WRITTEN PROBLEM: Below are entries. Pull out all lines containing "through".

Dataset records:
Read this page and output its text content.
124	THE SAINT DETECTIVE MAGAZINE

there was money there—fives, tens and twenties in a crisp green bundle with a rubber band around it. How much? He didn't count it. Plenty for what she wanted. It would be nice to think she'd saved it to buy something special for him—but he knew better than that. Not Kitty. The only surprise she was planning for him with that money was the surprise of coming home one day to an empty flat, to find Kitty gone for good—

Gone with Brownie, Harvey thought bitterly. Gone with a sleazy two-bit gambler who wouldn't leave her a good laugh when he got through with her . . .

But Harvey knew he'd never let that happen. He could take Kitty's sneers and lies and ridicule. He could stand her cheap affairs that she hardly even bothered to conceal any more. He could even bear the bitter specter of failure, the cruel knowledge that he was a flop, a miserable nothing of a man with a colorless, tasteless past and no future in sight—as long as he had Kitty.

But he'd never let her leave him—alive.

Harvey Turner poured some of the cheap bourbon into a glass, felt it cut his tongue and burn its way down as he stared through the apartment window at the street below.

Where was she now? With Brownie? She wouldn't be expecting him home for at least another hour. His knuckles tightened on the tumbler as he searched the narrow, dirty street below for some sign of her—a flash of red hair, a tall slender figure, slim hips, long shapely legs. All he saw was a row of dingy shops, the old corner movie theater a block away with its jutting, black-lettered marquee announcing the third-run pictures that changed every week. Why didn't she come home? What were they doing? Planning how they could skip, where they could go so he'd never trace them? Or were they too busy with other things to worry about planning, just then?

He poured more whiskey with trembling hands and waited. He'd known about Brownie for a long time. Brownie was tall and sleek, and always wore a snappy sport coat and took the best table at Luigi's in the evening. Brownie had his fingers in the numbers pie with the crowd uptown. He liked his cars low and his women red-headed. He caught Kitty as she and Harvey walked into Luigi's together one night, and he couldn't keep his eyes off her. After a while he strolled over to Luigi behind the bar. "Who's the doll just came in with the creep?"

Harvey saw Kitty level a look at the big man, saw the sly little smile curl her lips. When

SOLUTION FOR THIS PROBLEM:
Gone with Brownie, Harvey thought bitterly. Gone with a sleazy two-bit gambler who wouldn't leave her a good laugh when he got through with her . . .
Harvey Turner poured some of the cheap bourbon into a glass, felt it cut his tongue and burn its way down as he stared through the apartment window at the street below.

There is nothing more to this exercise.